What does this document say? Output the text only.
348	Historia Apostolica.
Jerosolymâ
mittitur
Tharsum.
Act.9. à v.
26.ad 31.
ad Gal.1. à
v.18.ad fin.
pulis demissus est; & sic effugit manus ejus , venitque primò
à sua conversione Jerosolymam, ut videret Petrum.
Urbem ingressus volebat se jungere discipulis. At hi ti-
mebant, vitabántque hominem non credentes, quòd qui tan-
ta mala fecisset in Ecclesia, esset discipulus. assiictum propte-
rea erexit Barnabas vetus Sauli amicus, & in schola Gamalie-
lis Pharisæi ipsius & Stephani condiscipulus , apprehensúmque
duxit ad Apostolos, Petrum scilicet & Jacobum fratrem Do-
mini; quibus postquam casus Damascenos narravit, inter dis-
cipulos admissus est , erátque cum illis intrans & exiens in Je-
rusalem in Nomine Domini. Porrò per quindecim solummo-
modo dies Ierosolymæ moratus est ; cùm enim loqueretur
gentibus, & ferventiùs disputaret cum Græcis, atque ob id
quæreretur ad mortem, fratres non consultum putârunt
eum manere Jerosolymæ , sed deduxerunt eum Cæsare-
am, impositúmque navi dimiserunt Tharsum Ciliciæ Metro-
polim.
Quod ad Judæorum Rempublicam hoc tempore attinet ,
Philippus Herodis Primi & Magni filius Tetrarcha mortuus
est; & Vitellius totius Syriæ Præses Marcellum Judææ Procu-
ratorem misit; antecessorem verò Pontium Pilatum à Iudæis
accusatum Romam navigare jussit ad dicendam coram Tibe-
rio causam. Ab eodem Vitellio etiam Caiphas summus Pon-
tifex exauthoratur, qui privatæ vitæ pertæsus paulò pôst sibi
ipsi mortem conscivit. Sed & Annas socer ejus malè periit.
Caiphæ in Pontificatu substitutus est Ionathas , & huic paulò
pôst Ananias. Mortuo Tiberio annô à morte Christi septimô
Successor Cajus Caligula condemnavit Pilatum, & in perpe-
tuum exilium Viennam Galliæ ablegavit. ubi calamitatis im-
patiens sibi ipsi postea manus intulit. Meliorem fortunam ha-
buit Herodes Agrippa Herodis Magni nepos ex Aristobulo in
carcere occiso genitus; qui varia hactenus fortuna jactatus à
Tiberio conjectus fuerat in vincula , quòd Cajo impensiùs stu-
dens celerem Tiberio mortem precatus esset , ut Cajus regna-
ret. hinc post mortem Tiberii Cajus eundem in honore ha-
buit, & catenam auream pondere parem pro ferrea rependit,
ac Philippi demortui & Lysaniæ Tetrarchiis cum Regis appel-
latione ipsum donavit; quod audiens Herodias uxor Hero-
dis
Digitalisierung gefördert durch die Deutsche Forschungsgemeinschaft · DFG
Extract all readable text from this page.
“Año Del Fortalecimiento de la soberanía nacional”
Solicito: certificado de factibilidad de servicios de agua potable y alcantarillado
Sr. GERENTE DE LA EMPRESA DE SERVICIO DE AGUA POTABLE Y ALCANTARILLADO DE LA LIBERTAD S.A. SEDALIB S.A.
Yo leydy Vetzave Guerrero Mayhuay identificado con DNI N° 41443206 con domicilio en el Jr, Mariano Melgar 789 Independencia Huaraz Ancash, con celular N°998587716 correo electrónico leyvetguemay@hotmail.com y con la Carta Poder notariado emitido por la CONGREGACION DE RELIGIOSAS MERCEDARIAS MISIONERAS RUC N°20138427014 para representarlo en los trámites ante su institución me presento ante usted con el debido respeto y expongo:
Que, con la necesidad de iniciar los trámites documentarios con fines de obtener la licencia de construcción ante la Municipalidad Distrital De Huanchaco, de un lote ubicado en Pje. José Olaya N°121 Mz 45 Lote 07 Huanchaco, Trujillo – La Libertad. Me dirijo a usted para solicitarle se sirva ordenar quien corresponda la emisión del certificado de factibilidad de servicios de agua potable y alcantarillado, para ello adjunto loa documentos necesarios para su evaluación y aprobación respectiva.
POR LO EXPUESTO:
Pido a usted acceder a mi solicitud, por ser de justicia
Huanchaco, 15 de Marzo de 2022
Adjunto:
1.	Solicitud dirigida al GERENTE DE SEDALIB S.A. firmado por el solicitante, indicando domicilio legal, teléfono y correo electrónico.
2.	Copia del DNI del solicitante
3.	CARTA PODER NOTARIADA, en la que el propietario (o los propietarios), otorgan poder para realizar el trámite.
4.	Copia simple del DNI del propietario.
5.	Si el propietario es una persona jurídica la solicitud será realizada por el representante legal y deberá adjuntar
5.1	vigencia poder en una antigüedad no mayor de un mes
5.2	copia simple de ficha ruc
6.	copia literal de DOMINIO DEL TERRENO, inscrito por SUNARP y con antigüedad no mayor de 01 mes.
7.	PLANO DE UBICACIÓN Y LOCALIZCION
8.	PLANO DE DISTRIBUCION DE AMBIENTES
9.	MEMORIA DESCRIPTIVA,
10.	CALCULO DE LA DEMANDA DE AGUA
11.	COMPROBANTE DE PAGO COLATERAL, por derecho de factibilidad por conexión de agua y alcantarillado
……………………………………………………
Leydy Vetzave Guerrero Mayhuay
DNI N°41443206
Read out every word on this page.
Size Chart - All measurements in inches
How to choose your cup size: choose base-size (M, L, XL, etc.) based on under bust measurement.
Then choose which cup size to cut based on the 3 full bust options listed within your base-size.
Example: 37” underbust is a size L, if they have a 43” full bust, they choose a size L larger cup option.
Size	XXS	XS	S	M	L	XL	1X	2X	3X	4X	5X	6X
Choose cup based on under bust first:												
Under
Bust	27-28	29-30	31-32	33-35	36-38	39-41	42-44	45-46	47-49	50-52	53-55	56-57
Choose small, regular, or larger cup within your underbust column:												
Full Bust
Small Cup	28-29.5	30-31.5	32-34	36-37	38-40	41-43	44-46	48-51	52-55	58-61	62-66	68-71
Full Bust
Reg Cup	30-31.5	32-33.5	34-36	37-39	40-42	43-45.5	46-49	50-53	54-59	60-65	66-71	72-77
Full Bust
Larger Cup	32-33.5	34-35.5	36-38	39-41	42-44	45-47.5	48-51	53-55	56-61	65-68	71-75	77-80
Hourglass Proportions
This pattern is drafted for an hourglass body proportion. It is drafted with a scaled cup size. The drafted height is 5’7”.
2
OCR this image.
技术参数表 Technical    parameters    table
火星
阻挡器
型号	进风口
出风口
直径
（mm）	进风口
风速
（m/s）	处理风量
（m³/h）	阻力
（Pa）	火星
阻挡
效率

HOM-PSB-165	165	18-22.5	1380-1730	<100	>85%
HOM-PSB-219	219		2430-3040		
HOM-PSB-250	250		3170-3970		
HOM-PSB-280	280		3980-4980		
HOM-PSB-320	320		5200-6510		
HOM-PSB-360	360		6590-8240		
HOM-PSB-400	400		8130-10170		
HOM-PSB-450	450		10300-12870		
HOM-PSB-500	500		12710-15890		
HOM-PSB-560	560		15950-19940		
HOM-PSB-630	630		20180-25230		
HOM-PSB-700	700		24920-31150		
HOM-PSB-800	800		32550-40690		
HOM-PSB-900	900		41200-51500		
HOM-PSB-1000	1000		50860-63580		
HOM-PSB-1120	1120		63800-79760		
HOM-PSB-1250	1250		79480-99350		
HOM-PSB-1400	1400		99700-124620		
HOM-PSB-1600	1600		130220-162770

******************************

Restate the records, all of them, precisely as written.

(Solution to this task)
What does this document say? Output the text only.
348	Historia Apostolica.
Jerosolymâ
mittitur
Tharsum.
Act.9. à v.
26.ad 31.
ad Gal.1. à
v.18.ad fin.
pulis demissus est; & sic effugit manus ejus , venitque primò
à sua conversione Jerosolymam, ut videret Petrum.
Urbem ingressus volebat se jungere discipulis. At hi ti-
mebant, vitabántque hominem non credentes, quòd qui tan-
ta mala fecisset in Ecclesia, esset discipulus. assiictum propte-
rea erexit Barnabas vetus Sauli amicus, & in schola Gamalie-
lis Pharisæi ipsius & Stephani condiscipulus , apprehensúmque
duxit ad Apostolos, Petrum scilicet & Jacobum fratrem Do-
mini; quibus postquam casus Damascenos narravit, inter dis-
cipulos admissus est , erátque cum illis intrans & exiens in Je-
rusalem in Nomine Domini. Porrò per quindecim solummo-
modo dies Ierosolymæ moratus est ; cùm enim loqueretur
gentibus, & ferventiùs disputaret cum Græcis, atque ob id
quæreretur ad mortem, fratres non consultum putârunt
eum manere Jerosolymæ , sed deduxerunt eum Cæsare-
am, impositúmque navi dimiserunt Tharsum Ciliciæ Metro-
polim.
Quod ad Judæorum Rempublicam hoc tempore attinet ,
Philippus Herodis Primi & Magni filius Tetrarcha mortuus
est; & Vitellius totius Syriæ Præses Marcellum Judææ Procu-
ratorem misit; antecessorem verò Pontium Pilatum à Iudæis
accusatum Romam navigare jussit ad dicendam coram Tibe-
rio causam. Ab eodem Vitellio etiam Caiphas summus Pon-
tifex exauthoratur, qui privatæ vitæ pertæsus paulò pôst sibi
ipsi mortem conscivit. Sed & Annas socer ejus malè periit.
Caiphæ in Pontificatu substitutus est Ionathas , & huic paulò
pôst Ananias. Mortuo Tiberio annô à morte Christi septimô
Successor Cajus Caligula condemnavit Pilatum, & in perpe-
tuum exilium Viennam Galliæ ablegavit. ubi calamitatis im-
patiens sibi ipsi postea manus intulit. Meliorem fortunam ha-
buit Herodes Agrippa Herodis Magni nepos ex Aristobulo in
carcere occiso genitus; qui varia hactenus fortuna jactatus à
Tiberio conjectus fuerat in vincula , quòd Cajo impensiùs stu-
dens celerem Tiberio mortem precatus esset , ut Cajus regna-
ret. hinc post mortem Tiberii Cajus eundem in honore ha-
buit, & catenam auream pondere parem pro ferrea rependit,
ac Philippi demortui & Lysaniæ Tetrarchiis cum Regis appel-
latione ipsum donavit; quod audiens Herodias uxor Hero-
dis
Digitalisierung gefördert durch die Deutsche Forschungsgemeinschaft · DFG
Extract all readable text from this page.
“Año Del Fortalecimiento de la soberanía nacional”
Solicito: certificado de factibilidad de servicios de agua potable y alcantarillado
Sr. GERENTE DE LA EMPRESA DE SERVICIO DE AGUA POTABLE Y ALCANTARILLADO DE LA LIBERTAD S.A. SEDALIB S.A.
Yo leydy Vetzave Guerrero Mayhuay identificado con DNI N° 41443206 con domicilio en el Jr, Mariano Melgar 789 Independencia Huaraz Ancash, con celular N°998587716 correo electrónico leyvetguemay@hotmail.com y con la Carta Poder notariado emitido por la CONGREGACION DE RELIGIOSAS MERCEDARIAS MISIONERAS RUC N°20138427014 para representarlo en los trámites ante su institución me presento ante usted con el debido respeto y expongo:
Que, con la necesidad de iniciar los trámites documentarios con fines de obtener la licencia de construcción ante la Municipalidad Distrital De Huanchaco, de un lote ubicado en Pje. José Olaya N°121 Mz 45 Lote 07 Huanchaco, Trujillo – La Libertad. Me dirijo a usted para solicitarle se sirva ordenar quien corresponda la emisión del certificado de factibilidad de servicios de agua potable y alcantarillado, para ello adjunto loa documentos necesarios para su evaluación y aprobación respectiva.
POR LO EXPUESTO:
Pido a usted acceder a mi solicitud, por ser de justicia
Huanchaco, 15 de Marzo de 2022
Adjunto:
1.	Solicitud dirigida al GERENTE DE SEDALIB S.A. firmado por el solicitante, indicando domicilio legal, teléfono y correo electrónico.
2.	Copia del DNI del solicitante
3.	CARTA PODER NOTARIADA, en la que el propietario (o los propietarios), otorgan poder para realizar el trámite.
4.	Copia simple del DNI del propietario.
5.	Si el propietario es una persona jurídica la solicitud será realizada por el representante legal y deberá adjuntar
5.1	vigencia poder en una antigüedad no mayor de un mes
5.2	copia simple de ficha ruc
6.	copia literal de DOMINIO DEL TERRENO, inscrito por SUNARP y con antigüedad no mayor de 01 mes.
7.	PLANO DE UBICACIÓN Y LOCALIZCION
8.	PLANO DE DISTRIBUCION DE AMBIENTES
9.	MEMORIA DESCRIPTIVA,
10.	CALCULO DE LA DEMANDA DE AGUA
11.	COMPROBANTE DE PAGO COLATERAL, por derecho de factibilidad por conexión de agua y alcantarillado
……………………………………………………
Leydy Vetzave Guerrero Mayhuay
DNI N°41443206
Read out every word on this page.
Size Chart - All measurements in inches
How to choose your cup size: choose base-size (M, L, XL, etc.) based on under bust measurement.
Then choose which cup size to cut based on the 3 full bust options listed within your base-size.
Example: 37” underbust is a size L, if they have a 43” full bust, they choose a size L larger cup option.
Size	XXS	XS	S	M	L	XL	1X	2X	3X	4X	5X	6X
Choose cup based on under bust first:												
Under
Bust	27-28	29-30	31-32	33-35	36-38	39-41	42-44	45-46	47-49	50-52	53-55	56-57
Choose small, regular, or larger cup within your underbust column:												
Full Bust
Small Cup	28-29.5	30-31.5	32-34	36-37	38-40	41-43	44-46	48-51	52-55	58-61	62-66	68-71
Full Bust
Reg Cup	30-31.5	32-33.5	34-36	37-39	40-42	43-45.5	46-49	50-53	54-59	60-65	66-71	72-77
Full Bust
Larger Cup	32-33.5	34-35.5	36-38	39-41	42-44	45-47.5	48-51	53-55	56-61	65-68	71-75	77-80
Hourglass Proportions
This pattern is drafted for an hourglass body proportion. It is drafted with a scaled cup size. The drafted height is 5’7”.
2
OCR this image.
技术参数表 Technical    parameters    table
火星
阻挡器
型号	进风口
出风口
直径
（mm）	进风口
风速
（m/s）	处理风量
（m³/h）	阻力
（Pa）	火星
阻挡
效率

HOM-PSB-165	165	18-22.5	1380-1730	<100	>85%
HOM-PSB-219	219		2430-3040		
HOM-PSB-250	250		3170-3970		
HOM-PSB-280	280		3980-4980		
HOM-PSB-320	320		5200-6510		
HOM-PSB-360	360		6590-8240		
HOM-PSB-400	400		8130-10170		
HOM-PSB-450	450		10300-12870		
HOM-PSB-500	500		12710-15890		
HOM-PSB-560	560		15950-19940		
HOM-PSB-630	630		20180-25230		
HOM-PSB-700	700		24920-31150		
HOM-PSB-800	800		32550-40690		
HOM-PSB-900	900		41200-51500		
HOM-PSB-1000	1000		50860-63580		
HOM-PSB-1120	1120		63800-79760		
HOM-PSB-1250	1250		79480-99350		
HOM-PSB-1400	1400		99700-124620		
HOM-PSB-1600	1600		130220-162770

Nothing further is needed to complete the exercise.